(Saved entries)
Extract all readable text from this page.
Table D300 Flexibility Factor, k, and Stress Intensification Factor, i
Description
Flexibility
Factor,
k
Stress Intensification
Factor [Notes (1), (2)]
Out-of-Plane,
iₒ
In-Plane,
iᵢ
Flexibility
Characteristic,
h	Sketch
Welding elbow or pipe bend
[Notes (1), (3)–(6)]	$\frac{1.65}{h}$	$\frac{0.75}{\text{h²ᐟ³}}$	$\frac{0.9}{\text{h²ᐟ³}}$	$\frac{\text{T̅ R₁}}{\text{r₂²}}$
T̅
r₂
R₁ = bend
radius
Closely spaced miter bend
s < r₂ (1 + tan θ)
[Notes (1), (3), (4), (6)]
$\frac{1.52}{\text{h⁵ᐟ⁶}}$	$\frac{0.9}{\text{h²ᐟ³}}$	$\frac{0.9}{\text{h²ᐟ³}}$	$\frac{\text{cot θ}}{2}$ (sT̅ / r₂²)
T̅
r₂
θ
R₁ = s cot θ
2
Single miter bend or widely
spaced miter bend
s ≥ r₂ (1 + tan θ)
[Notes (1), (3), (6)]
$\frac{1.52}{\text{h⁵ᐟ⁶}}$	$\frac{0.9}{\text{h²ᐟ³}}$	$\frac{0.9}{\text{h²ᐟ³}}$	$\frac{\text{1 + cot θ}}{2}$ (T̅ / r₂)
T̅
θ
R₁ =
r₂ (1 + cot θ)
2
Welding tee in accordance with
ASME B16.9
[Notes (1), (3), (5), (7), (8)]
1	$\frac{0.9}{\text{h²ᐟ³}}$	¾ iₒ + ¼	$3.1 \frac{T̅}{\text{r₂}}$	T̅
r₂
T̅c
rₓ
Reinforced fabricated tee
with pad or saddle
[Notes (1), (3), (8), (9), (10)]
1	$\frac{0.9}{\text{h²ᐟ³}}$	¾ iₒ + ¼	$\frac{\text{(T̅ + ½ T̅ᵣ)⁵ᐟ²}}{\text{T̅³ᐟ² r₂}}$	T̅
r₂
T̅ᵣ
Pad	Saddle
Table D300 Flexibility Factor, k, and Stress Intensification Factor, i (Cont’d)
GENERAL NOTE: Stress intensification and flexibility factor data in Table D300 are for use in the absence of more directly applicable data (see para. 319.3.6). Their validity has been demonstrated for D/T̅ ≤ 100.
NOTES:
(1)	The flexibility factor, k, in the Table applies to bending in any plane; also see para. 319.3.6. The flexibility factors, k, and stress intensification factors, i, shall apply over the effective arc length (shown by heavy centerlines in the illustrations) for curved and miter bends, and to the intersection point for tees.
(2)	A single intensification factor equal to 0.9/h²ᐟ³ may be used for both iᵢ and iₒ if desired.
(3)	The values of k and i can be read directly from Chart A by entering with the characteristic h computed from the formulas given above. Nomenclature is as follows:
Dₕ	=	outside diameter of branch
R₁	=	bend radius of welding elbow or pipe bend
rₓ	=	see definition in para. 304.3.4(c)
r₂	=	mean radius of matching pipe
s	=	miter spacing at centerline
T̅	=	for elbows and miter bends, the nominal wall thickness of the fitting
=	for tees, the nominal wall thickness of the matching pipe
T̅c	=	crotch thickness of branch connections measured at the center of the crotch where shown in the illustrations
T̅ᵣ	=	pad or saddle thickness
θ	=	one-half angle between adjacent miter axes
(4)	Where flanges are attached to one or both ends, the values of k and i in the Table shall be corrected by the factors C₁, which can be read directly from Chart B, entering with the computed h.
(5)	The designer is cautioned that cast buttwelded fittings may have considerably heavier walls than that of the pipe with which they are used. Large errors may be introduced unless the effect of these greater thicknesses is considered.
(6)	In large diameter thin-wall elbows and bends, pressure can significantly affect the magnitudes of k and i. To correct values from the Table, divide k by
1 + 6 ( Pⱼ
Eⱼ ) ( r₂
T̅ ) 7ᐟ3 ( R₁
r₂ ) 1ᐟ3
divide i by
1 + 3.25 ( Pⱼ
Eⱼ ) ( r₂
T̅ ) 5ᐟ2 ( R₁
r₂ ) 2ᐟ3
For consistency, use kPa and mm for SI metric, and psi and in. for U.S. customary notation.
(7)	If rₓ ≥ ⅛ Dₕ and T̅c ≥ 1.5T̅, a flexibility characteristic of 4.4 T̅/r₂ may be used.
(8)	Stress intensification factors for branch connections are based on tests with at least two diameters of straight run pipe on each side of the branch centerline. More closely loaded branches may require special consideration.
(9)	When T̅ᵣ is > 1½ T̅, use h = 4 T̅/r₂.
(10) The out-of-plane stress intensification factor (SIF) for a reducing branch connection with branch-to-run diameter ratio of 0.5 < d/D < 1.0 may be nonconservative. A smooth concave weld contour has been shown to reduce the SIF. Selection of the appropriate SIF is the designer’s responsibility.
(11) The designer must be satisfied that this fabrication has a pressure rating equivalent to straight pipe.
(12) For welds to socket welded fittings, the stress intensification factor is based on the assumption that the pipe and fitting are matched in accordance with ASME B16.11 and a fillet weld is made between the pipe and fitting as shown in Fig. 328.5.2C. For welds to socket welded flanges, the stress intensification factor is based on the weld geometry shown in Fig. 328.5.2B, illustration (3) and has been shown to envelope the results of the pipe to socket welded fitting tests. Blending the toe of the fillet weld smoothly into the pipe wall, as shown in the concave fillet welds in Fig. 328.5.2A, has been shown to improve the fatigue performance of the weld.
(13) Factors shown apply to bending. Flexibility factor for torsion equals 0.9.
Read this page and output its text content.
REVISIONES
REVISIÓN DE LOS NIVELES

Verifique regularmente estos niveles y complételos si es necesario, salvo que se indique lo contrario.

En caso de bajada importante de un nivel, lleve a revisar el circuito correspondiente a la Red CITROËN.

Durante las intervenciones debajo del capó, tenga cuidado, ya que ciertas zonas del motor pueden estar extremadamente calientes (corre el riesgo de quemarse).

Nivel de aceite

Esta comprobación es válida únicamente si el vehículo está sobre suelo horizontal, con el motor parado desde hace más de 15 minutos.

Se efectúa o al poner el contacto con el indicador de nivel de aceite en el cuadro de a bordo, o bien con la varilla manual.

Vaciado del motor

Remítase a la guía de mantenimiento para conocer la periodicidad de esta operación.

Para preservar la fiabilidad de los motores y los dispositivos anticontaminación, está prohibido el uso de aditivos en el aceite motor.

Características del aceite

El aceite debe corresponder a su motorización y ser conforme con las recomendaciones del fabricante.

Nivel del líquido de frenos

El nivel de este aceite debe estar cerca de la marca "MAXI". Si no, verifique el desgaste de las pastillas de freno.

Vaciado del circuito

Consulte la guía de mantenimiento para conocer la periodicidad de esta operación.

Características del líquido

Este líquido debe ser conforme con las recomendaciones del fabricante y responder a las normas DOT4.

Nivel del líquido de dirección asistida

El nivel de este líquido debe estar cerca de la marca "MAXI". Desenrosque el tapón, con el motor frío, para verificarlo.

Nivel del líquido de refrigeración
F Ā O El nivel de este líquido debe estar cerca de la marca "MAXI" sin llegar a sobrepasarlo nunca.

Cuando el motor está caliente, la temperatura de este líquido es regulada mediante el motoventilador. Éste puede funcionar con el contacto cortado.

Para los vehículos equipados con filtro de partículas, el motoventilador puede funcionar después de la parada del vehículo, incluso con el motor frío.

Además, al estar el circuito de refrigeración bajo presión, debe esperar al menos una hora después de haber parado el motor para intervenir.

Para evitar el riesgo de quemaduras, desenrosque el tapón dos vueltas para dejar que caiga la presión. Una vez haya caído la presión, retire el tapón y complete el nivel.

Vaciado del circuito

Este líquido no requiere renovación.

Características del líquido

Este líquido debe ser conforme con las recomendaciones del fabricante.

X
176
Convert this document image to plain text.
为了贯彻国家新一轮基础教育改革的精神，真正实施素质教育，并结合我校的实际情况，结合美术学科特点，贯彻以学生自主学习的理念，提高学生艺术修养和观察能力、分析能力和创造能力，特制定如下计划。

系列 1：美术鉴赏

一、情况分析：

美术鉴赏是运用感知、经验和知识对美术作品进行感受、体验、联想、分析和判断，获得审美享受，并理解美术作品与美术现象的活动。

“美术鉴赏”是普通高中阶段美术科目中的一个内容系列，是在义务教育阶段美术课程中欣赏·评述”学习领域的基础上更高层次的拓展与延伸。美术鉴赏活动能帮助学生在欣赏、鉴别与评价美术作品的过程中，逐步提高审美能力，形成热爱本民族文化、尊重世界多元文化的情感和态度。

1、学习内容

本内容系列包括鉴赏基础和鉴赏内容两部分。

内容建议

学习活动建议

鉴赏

- **PROBLEM TO WORK ON**:
Locate "Convert this document image to plain text." in the data above. Then repeat, exactly, its line and each line after it through the last, adding nothing.

- **SOLUTION TO THIS TASK**:
Convert this document image to plain text.
为了贯彻国家新一轮基础教育改革的精神，真正实施素质教育，并结合我校的实际情况，结合美术学科特点，贯彻以学生自主学习的理念，提高学生艺术修养和观察能力、分析能力和创造能力，特制定如下计划。

系列 1：美术鉴赏

一、情况分析：

美术鉴赏是运用感知、经验和知识对美术作品进行感受、体验、联想、分析和判断，获得审美享受，并理解美术作品与美术现象的活动。

“美术鉴赏”是普通高中阶段美术科目中的一个内容系列，是在义务教育阶段美术课程中欣赏·评述”学习领域的基础上更高层次的拓展与延伸。美术鉴赏活动能帮助学生在欣赏、鉴别与评价美术作品的过程中，逐步提高审美能力，形成热爱本民族文化、尊重世界多元文化的情感和态度。

1、学习内容

本内容系列包括鉴赏基础和鉴赏内容两部分。

内容建议

学习活动建议

鉴赏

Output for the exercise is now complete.